======== Records for processing ========
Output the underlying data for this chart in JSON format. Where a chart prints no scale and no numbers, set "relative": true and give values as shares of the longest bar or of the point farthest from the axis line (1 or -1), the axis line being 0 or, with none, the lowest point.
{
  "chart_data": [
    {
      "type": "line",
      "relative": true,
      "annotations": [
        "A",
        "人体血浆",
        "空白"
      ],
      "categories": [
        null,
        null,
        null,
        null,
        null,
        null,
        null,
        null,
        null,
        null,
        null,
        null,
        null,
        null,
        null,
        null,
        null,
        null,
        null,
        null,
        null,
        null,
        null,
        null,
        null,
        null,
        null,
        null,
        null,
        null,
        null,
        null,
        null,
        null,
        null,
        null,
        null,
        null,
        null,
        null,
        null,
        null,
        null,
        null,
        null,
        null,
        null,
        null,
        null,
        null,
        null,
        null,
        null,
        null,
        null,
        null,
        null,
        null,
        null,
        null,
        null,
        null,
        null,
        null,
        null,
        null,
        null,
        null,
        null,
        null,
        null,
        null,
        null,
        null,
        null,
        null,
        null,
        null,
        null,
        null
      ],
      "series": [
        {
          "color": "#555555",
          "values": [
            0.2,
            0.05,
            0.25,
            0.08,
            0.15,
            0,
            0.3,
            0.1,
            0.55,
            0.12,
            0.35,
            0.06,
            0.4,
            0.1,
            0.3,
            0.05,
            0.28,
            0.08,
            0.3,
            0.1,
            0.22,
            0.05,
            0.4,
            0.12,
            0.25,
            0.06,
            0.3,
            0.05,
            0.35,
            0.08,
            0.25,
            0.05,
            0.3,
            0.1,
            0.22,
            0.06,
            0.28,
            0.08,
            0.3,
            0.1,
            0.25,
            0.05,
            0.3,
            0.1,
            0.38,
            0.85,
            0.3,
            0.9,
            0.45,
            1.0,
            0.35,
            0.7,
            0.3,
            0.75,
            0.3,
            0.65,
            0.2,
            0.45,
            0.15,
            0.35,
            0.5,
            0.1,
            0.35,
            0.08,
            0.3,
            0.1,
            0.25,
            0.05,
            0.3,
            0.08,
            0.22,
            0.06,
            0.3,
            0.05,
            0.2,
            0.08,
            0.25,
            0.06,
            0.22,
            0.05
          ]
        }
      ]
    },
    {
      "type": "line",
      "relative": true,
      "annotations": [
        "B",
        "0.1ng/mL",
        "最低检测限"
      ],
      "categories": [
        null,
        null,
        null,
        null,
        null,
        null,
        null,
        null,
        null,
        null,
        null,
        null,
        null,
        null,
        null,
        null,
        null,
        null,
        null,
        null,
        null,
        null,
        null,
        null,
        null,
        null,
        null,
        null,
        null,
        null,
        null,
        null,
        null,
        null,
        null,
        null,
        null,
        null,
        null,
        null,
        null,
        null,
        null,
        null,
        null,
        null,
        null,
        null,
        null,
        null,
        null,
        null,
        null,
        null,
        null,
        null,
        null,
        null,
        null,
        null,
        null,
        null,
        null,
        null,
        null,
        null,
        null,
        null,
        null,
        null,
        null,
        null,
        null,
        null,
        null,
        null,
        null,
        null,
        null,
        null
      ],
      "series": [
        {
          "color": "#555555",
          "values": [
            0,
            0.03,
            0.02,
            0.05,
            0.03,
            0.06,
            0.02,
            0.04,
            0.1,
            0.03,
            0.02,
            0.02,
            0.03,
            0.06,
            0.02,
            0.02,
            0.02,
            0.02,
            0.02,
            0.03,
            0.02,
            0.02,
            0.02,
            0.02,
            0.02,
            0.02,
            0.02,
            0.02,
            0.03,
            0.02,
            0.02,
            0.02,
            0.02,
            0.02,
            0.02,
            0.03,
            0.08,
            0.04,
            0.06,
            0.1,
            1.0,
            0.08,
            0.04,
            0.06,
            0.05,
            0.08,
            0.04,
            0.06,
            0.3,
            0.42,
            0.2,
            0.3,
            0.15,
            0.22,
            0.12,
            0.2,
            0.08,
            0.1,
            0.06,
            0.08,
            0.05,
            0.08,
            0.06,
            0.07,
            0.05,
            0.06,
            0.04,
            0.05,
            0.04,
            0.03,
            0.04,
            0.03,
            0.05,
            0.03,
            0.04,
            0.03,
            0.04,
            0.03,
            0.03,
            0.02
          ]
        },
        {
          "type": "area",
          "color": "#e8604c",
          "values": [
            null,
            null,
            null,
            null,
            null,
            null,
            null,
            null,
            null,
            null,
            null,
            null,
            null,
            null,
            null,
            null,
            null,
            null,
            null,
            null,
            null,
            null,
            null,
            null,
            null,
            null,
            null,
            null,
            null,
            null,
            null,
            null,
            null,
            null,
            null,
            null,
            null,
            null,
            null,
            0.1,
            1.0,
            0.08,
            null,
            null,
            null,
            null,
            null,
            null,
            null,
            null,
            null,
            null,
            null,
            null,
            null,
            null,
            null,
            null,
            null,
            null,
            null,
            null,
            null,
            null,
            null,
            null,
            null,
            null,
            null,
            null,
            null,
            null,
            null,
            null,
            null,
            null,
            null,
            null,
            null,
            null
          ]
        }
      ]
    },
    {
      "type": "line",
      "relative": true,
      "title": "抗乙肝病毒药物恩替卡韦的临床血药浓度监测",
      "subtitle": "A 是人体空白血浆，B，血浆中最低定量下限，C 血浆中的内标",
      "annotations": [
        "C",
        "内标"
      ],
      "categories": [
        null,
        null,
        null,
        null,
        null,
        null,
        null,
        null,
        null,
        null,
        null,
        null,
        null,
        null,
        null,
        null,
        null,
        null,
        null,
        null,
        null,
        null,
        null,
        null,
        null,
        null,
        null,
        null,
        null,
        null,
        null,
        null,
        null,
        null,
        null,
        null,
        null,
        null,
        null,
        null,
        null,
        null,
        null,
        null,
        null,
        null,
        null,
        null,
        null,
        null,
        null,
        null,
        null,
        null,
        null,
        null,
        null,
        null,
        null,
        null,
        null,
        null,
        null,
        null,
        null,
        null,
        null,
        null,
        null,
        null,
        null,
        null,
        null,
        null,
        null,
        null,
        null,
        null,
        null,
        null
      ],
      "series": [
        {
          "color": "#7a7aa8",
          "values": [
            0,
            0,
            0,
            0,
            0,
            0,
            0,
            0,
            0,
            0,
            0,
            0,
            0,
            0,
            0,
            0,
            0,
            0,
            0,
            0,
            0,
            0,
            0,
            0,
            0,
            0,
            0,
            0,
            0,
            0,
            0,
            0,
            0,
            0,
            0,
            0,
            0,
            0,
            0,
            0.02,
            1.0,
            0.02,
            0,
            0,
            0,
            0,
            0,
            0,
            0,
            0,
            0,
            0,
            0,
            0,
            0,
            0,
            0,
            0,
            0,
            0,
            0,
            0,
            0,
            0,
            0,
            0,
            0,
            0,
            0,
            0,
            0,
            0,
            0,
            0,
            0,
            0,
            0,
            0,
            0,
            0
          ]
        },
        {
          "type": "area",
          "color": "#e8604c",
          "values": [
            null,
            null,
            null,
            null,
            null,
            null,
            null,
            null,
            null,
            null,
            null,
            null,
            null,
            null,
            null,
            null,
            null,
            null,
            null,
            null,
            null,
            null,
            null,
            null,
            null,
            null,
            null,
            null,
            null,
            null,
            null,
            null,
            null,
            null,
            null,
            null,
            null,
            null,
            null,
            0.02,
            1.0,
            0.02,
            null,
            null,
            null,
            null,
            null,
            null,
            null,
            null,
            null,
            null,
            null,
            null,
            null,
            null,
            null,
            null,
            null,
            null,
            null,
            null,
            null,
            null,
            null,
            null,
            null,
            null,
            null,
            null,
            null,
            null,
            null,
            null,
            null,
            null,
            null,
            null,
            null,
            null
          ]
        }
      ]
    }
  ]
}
========
## What you are asked to do
Please output the complete data exactly.

## Worked solution
Output the underlying data for this chart in JSON format. Where a chart prints no scale and no numbers, set "relative": true and give values as shares of the longest bar or of the point farthest from the axis line (1 or -1), the axis line being 0 or, with none, the lowest point.
{
  "chart_data": [
    {
      "type": "line",
      "relative": true,
      "annotations": [
        "A",
        "人体血浆",
        "空白"
      ],
      "categories": [
        null,
        null,
        null,
        null,
        null,
        null,
        null,
        null,
        null,
        null,
        null,
        null,
        null,
        null,
        null,
        null,
        null,
        null,
        null,
        null,
        null,
        null,
        null,
        null,
        null,
        null,
        null,
        null,
        null,
        null,
        null,
        null,
        null,
        null,
        null,
        null,
        null,
        null,
        null,
        null,
        null,
        null,
        null,
        null,
        null,
        null,
        null,
        null,
        null,
        null,
        null,
        null,
        null,
        null,
        null,
        null,
        null,
        null,
        null,
        null,
        null,
        null,
        null,
        null,
        null,
        null,
        null,
        null,
        null,
        null,
        null,
        null,
        null,
        null,
        null,
        null,
        null,
        null,
        null,
        null
      ],
      "series": [
        {
          "color": "#555555",
          "values": [
            0.2,
            0.05,
            0.25,
            0.08,
            0.15,
            0,
            0.3,
            0.1,
            0.55,
            0.12,
            0.35,
            0.06,
            0.4,
            0.1,
            0.3,
            0.05,
            0.28,
            0.08,
            0.3,
            0.1,
            0.22,
            0.05,
            0.4,
            0.12,
            0.25,
            0.06,
            0.3,
            0.05,
            0.35,
            0.08,
            0.25,
            0.05,
            0.3,
            0.1,
            0.22,
            0.06,
            0.28,
            0.08,
            0.3,
            0.1,
            0.25,
            0.05,
            0.3,
            0.1,
            0.38,
            0.85,
            0.3,
            0.9,
            0.45,
            1.0,
            0.35,
            0.7,
            0.3,
            0.75,
            0.3,
            0.65,
            0.2,
            0.45,
            0.15,
            0.35,
            0.5,
            0.1,
            0.35,
            0.08,
            0.3,
            0.1,
            0.25,
            0.05,
            0.3,
            0.08,
            0.22,
            0.06,
            0.3,
            0.05,
            0.2,
            0.08,
            0.25,
            0.06,
            0.22,
            0.05
          ]
        }
      ]
    },
    {
      "type": "line",
      "relative": true,
      "annotations": [
        "B",
        "0.1ng/mL",
        "最低检测限"
      ],
      "categories": [
        null,
        null,
        null,
        null,
        null,
        null,
        null,
        null,
        null,
        null,
        null,
        null,
        null,
        null,
        null,
        null,
        null,
        null,
        null,
        null,
        null,
        null,
        null,
        null,
        null,
        null,
        null,
        null,
        null,
        null,
        null,
        null,
        null,
        null,
        null,
        null,
        null,
        null,
        null,
        null,
        null,
        null,
        null,
        null,
        null,
        null,
        null,
        null,
        null,
        null,
        null,
        null,
        null,
        null,
        null,
        null,
        null,
        null,
        null,
        null,
        null,
        null,
        null,
        null,
        null,
        null,
        null,
        null,
        null,
        null,
        null,
        null,
        null,
        null,
        null,
        null,
        null,
        null,
        null,
        null
      ],
      "series": [
        {
          "color": "#555555",
          "values": [
            0,
            0.03,
            0.02,
            0.05,
            0.03,
            0.06,
            0.02,
            0.04,
            0.1,
            0.03,
            0.02,
            0.02,
            0.03,
            0.06,
            0.02,
            0.02,
            0.02,
            0.02,
            0.02,
            0.03,
            0.02,
            0.02,
            0.02,
            0.02,
            0.02,
            0.02,
            0.02,
            0.02,
            0.03,
            0.02,
            0.02,
            0.02,
            0.02,
            0.02,
            0.02,
            0.03,
            0.08,
            0.04,
            0.06,
            0.1,
            1.0,
            0.08,
            0.04,
            0.06,
            0.05,
            0.08,
            0.04,
            0.06,
            0.3,
            0.42,
            0.2,
            0.3,
            0.15,
            0.22,
            0.12,
            0.2,
            0.08,
            0.1,
            0.06,
            0.08,
            0.05,
            0.08,
            0.06,
            0.07,
            0.05,
            0.06,
            0.04,
            0.05,
            0.04,
            0.03,
            0.04,
            0.03,
            0.05,
            0.03,
            0.04,
            0.03,
            0.04,
            0.03,
            0.03,
            0.02
          ]
        },
        {
          "type": "area",
          "color": "#e8604c",
          "values": [
            null,
            null,
            null,
            null,
            null,
            null,
            null,
            null,
            null,
            null,
            null,
            null,
            null,
            null,
            null,
            null,
            null,
            null,
            null,
            null,
            null,
            null,
            null,
            null,
            null,
            null,
            null,
            null,
            null,
            null,
            null,
            null,
            null,
            null,
            null,
            null,
            null,
            null,
            null,
            0.1,
            1.0,
            0.08,
            null,
            null,
            null,
            null,
            null,
            null,
            null,
            null,
            null,
            null,
            null,
            null,
            null,
            null,
            null,
            null,
            null,
            null,
            null,
            null,
            null,
            null,
            null,
            null,
            null,
            null,
            null,
            null,
            null,
            null,
            null,
            null,
            null,
            null,
            null,
            null,
            null,
            null
          ]
        }
      ]
    },
    {
      "type": "line",
      "relative": true,
      "title": "抗乙肝病毒药物恩替卡韦的临床血药浓度监测",
      "subtitle": "A 是人体空白血浆，B，血浆中最低定量下限，C 血浆中的内标",
      "annotations": [
        "C",
        "内标"
      ],
      "categories": [
        null,
        null,
        null,
        null,
        null,
        null,
        null,
        null,
        null,
        null,
        null,
        null,
        null,
        null,
        null,
        null,
        null,
        null,
        null,
        null,
        null,
        null,
        null,
        null,
        null,
        null,
        null,
        null,
        null,
        null,
        null,
        null,
        null,
        null,
        null,
        null,
        null,
        null,
        null,
        null,
        null,
        null,
        null,
        null,
        null,
        null,
        null,
        null,
        null,
        null,
        null,
        null,
        null,
        null,
        null,
        null,
        null,
        null,
        null,
        null,
        null,
        null,
        null,
        null,
        null,
        null,
        null,
        null,
        null,
        null,
        null,
        null,
        null,
        null,
        null,
        null,
        null,
        null,
        null,
        null
      ],
      "series": [
        {
          "color": "#7a7aa8",
          "values": [
            0,
            0,
            0,
            0,
            0,
            0,
            0,
            0,
            0,
            0,
            0,
            0,
            0,
            0,
            0,
            0,
            0,
            0,
            0,
            0,
            0,
            0,
            0,
            0,
            0,
            0,
            0,
            0,
            0,
            0,
            0,
            0,
            0,
            0,
            0,
            0,
            0,
            0,
            0,
            0.02,
            1.0,
            0.02,
            0,
            0,
            0,
            0,
            0,
            0,
            0,
            0,
            0,
            0,
            0,
            0,
            0,
            0,
            0,
            0,
            0,
            0,
            0,
            0,
            0,
            0,
            0,
            0,
            0,
            0,
            0,
            0,
            0,
            0,
            0,
            0,
            0,
            0,
            0,
            0,
            0,
            0
          ]
        },
        {
          "type": "area",
          "color": "#e8604c",
          "values": [
            null,
            null,
            null,
            null,
            null,
            null,
            null,
            null,
            null,
            null,
            null,
            null,
            null,
            null,
            null,
            null,
            null,
            null,
            null,
            null,
            null,
            null,
            null,
            null,
            null,
            null,
            null,
            null,
            null,
            null,
            null,
            null,
            null,
            null,
            null,
            null,
            null,
            null,
            null,
            0.02,
            1.0,
            0.02,
            null,
            null,
            null,
            null,
            null,
            null,
            null,
            null,
            null,
            null,
            null,
            null,
            null,
            null,
            null,
            null,
            null,
            null,
            null,
            null,
            null,
            null,
            null,
            null,
            null,
            null,
            null,
            null,
            null,
            null,
            null,
            null,
            null,
            null,
            null,
            null,
            null,
            null
          ]
        }
      ]
    }
  ]
}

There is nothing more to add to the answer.